Stated task
Find every line containing the word "houses" in the records below; report only how many there are.
** Begin Data records **
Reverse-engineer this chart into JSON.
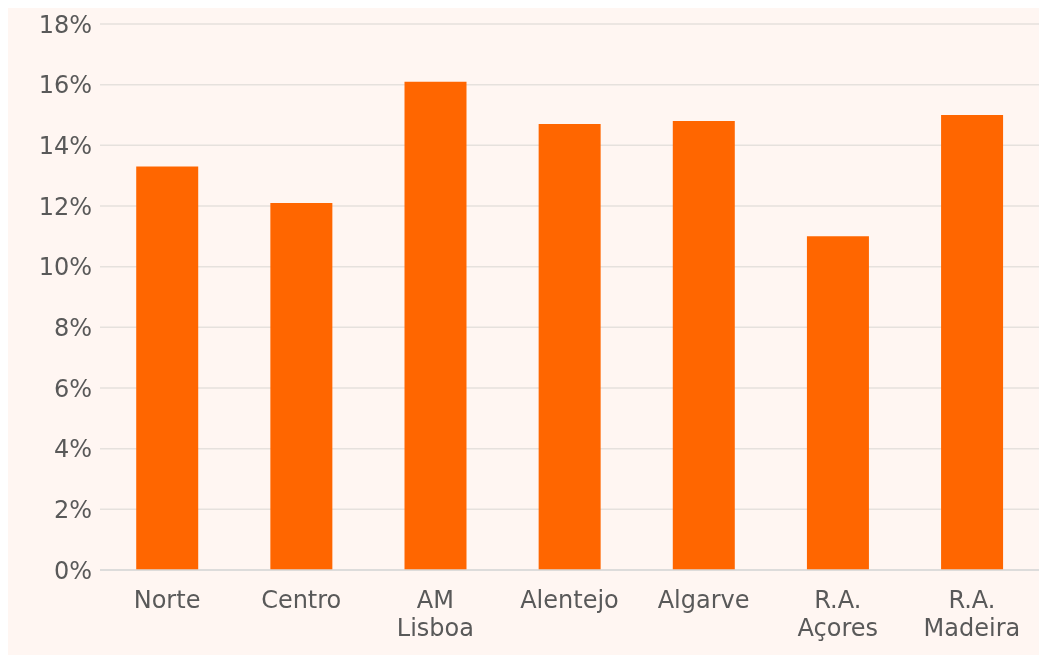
{
  "chart_data": {
    "type": "bar",
    "categories": [
      "Norte",
      "Centro",
      "AM Lisboa",
      "Alentejo",
      "Algarve",
      "R.A. Açores",
      "R.A. Madeira"
    ],
    "values": [
      13.3,
      12.1,
      16.1,
      14.7,
      14.8,
      11.0,
      15.0
    ],
    "color": "#ff6600",
    "ylim": [
      0,
      18
    ],
    "yticks": [
      {
        "value": 0,
        "label": "0%"
      },
      {
        "value": 2,
        "label": "2%"
      },
      {
        "value": 4,
        "label": "4%"
      },
      {
        "value": 6,
        "label": "6%"
      },
      {
        "value": 8,
        "label": "8%"
      },
      {
        "value": 10,
        "label": "10%"
      },
      {
        "value": 12,
        "label": "12%"
      },
      {
        "value": 14,
        "label": "14%"
      },
      {
        "value": 16,
        "label": "16%"
      },
      {
        "value": 18,
        "label": "18%"
      }
    ],
    "grid": "y"
  }
}
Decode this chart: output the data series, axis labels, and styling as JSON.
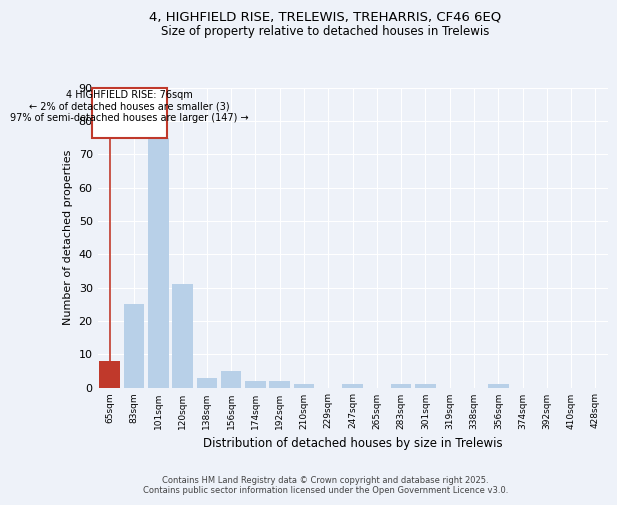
{
  "title_line1": "4, HIGHFIELD RISE, TRELEWIS, TREHARRIS, CF46 6EQ",
  "title_line2": "Size of property relative to detached houses in Trelewis",
  "xlabel": "Distribution of detached houses by size in Trelewis",
  "ylabel": "Number of detached properties",
  "categories": [
    "65sqm",
    "83sqm",
    "101sqm",
    "120sqm",
    "138sqm",
    "156sqm",
    "174sqm",
    "192sqm",
    "210sqm",
    "229sqm",
    "247sqm",
    "265sqm",
    "283sqm",
    "301sqm",
    "319sqm",
    "338sqm",
    "356sqm",
    "374sqm",
    "392sqm",
    "410sqm",
    "428sqm"
  ],
  "values": [
    8,
    25,
    75,
    31,
    3,
    5,
    2,
    2,
    1,
    0,
    1,
    0,
    1,
    1,
    0,
    0,
    1,
    0,
    0,
    0,
    0
  ],
  "bar_color": "#b8d0e8",
  "highlight_color": "#c0392b",
  "highlight_index": 0,
  "annotation_line1": "4 HIGHFIELD RISE: 76sqm",
  "annotation_line2": "← 2% of detached houses are smaller (3)",
  "annotation_line3": "97% of semi-detached houses are larger (147) →",
  "annotation_box_color": "#c0392b",
  "ylim": [
    0,
    90
  ],
  "yticks": [
    0,
    10,
    20,
    30,
    40,
    50,
    60,
    70,
    80,
    90
  ],
  "background_color": "#eef2f9",
  "grid_color": "#ffffff",
  "footer_line1": "Contains HM Land Registry data © Crown copyright and database right 2025.",
  "footer_line2": "Contains public sector information licensed under the Open Government Licence v3.0."
}
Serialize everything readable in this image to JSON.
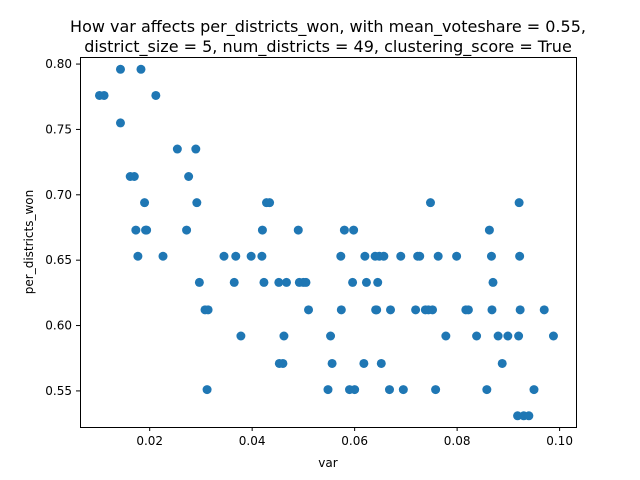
{
  "chart_data": {
    "type": "scatter",
    "title_lines": [
      "How var affects per_districts_won, with mean_voteshare = 0.55,",
      "district_size = 5, num_districts = 49, clustering_score = True"
    ],
    "xlabel": "var",
    "ylabel": "per_districts_won",
    "xlim": [
      0.0064,
      0.1032
    ],
    "ylim": [
      0.5224,
      0.8054
    ],
    "xticks": [
      0.02,
      0.04,
      0.06,
      0.08,
      0.1
    ],
    "xtick_labels": [
      "0.02",
      "0.04",
      "0.06",
      "0.08",
      "0.10"
    ],
    "yticks": [
      0.55,
      0.6,
      0.65,
      0.7,
      0.75,
      0.8
    ],
    "ytick_labels": [
      "0.55",
      "0.60",
      "0.65",
      "0.70",
      "0.75",
      "0.80"
    ],
    "grid": false,
    "marker_color": "#1f77b4",
    "series": [
      {
        "name": "per_districts_won",
        "points": [
          [
            0.0102,
            0.776
          ],
          [
            0.0111,
            0.776
          ],
          [
            0.0143,
            0.796
          ],
          [
            0.0143,
            0.755
          ],
          [
            0.0162,
            0.714
          ],
          [
            0.017,
            0.714
          ],
          [
            0.0173,
            0.673
          ],
          [
            0.0177,
            0.653
          ],
          [
            0.0183,
            0.796
          ],
          [
            0.019,
            0.694
          ],
          [
            0.0192,
            0.673
          ],
          [
            0.0194,
            0.673
          ],
          [
            0.0212,
            0.776
          ],
          [
            0.0226,
            0.653
          ],
          [
            0.0254,
            0.735
          ],
          [
            0.0272,
            0.673
          ],
          [
            0.0276,
            0.714
          ],
          [
            0.029,
            0.735
          ],
          [
            0.0292,
            0.694
          ],
          [
            0.0297,
            0.633
          ],
          [
            0.0308,
            0.612
          ],
          [
            0.0312,
            0.551
          ],
          [
            0.0314,
            0.612
          ],
          [
            0.0345,
            0.653
          ],
          [
            0.0365,
            0.633
          ],
          [
            0.0368,
            0.653
          ],
          [
            0.0378,
            0.592
          ],
          [
            0.0398,
            0.653
          ],
          [
            0.0419,
            0.653
          ],
          [
            0.042,
            0.673
          ],
          [
            0.0423,
            0.633
          ],
          [
            0.0428,
            0.694
          ],
          [
            0.0434,
            0.694
          ],
          [
            0.0452,
            0.633
          ],
          [
            0.0453,
            0.571
          ],
          [
            0.046,
            0.571
          ],
          [
            0.0462,
            0.592
          ],
          [
            0.0467,
            0.633
          ],
          [
            0.049,
            0.673
          ],
          [
            0.0492,
            0.633
          ],
          [
            0.05,
            0.633
          ],
          [
            0.0505,
            0.633
          ],
          [
            0.051,
            0.612
          ],
          [
            0.0548,
            0.551
          ],
          [
            0.0553,
            0.592
          ],
          [
            0.0556,
            0.571
          ],
          [
            0.0573,
            0.653
          ],
          [
            0.0574,
            0.612
          ],
          [
            0.058,
            0.673
          ],
          [
            0.059,
            0.551
          ],
          [
            0.0596,
            0.633
          ],
          [
            0.0598,
            0.673
          ],
          [
            0.06,
            0.551
          ],
          [
            0.0618,
            0.571
          ],
          [
            0.062,
            0.653
          ],
          [
            0.0623,
            0.633
          ],
          [
            0.064,
            0.653
          ],
          [
            0.0641,
            0.612
          ],
          [
            0.0643,
            0.612
          ],
          [
            0.0645,
            0.633
          ],
          [
            0.0648,
            0.653
          ],
          [
            0.0652,
            0.571
          ],
          [
            0.0657,
            0.653
          ],
          [
            0.0668,
            0.551
          ],
          [
            0.067,
            0.612
          ],
          [
            0.069,
            0.653
          ],
          [
            0.0695,
            0.551
          ],
          [
            0.0719,
            0.612
          ],
          [
            0.0723,
            0.653
          ],
          [
            0.0727,
            0.653
          ],
          [
            0.0738,
            0.612
          ],
          [
            0.0744,
            0.612
          ],
          [
            0.0748,
            0.694
          ],
          [
            0.0752,
            0.612
          ],
          [
            0.0758,
            0.551
          ],
          [
            0.0763,
            0.653
          ],
          [
            0.0778,
            0.592
          ],
          [
            0.0799,
            0.653
          ],
          [
            0.0817,
            0.612
          ],
          [
            0.0822,
            0.612
          ],
          [
            0.0838,
            0.592
          ],
          [
            0.0858,
            0.551
          ],
          [
            0.0863,
            0.673
          ],
          [
            0.0867,
            0.653
          ],
          [
            0.0868,
            0.612
          ],
          [
            0.087,
            0.633
          ],
          [
            0.088,
            0.592
          ],
          [
            0.0888,
            0.571
          ],
          [
            0.0899,
            0.592
          ],
          [
            0.0918,
            0.531
          ],
          [
            0.092,
            0.592
          ],
          [
            0.0921,
            0.694
          ],
          [
            0.0922,
            0.653
          ],
          [
            0.0923,
            0.612
          ],
          [
            0.093,
            0.531
          ],
          [
            0.094,
            0.531
          ],
          [
            0.095,
            0.551
          ],
          [
            0.097,
            0.612
          ],
          [
            0.0988,
            0.592
          ]
        ]
      }
    ]
  }
}
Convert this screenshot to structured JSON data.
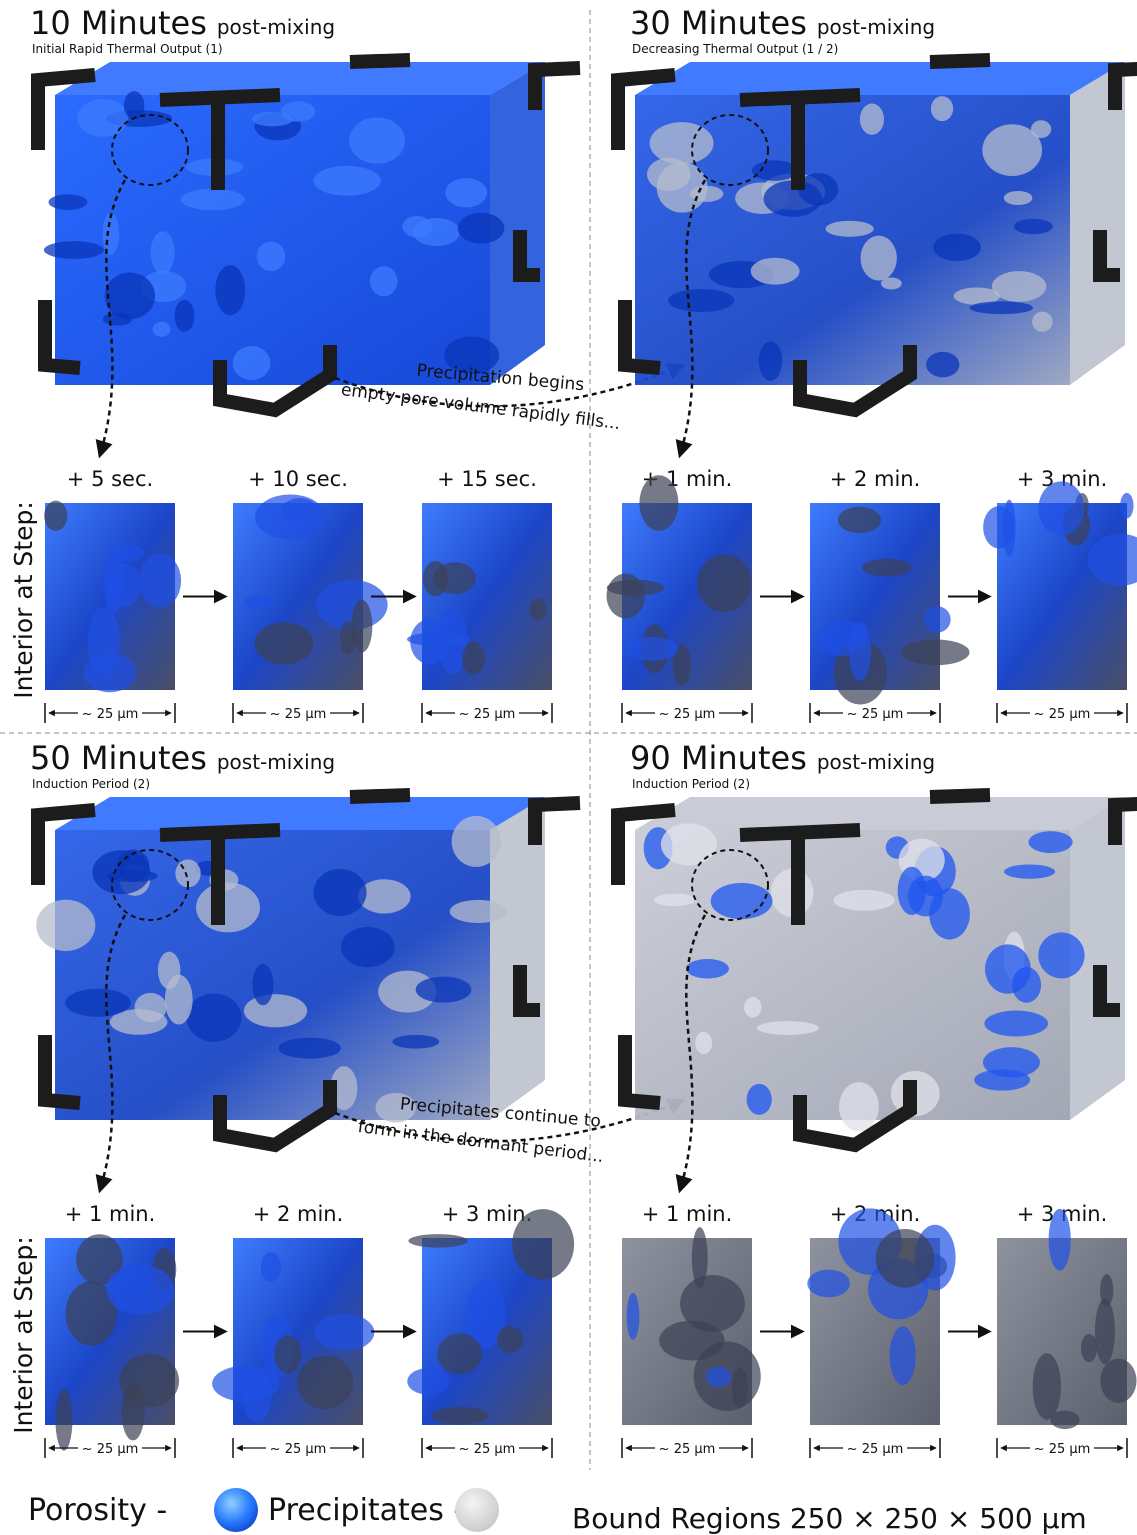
** End Data records **
The response
4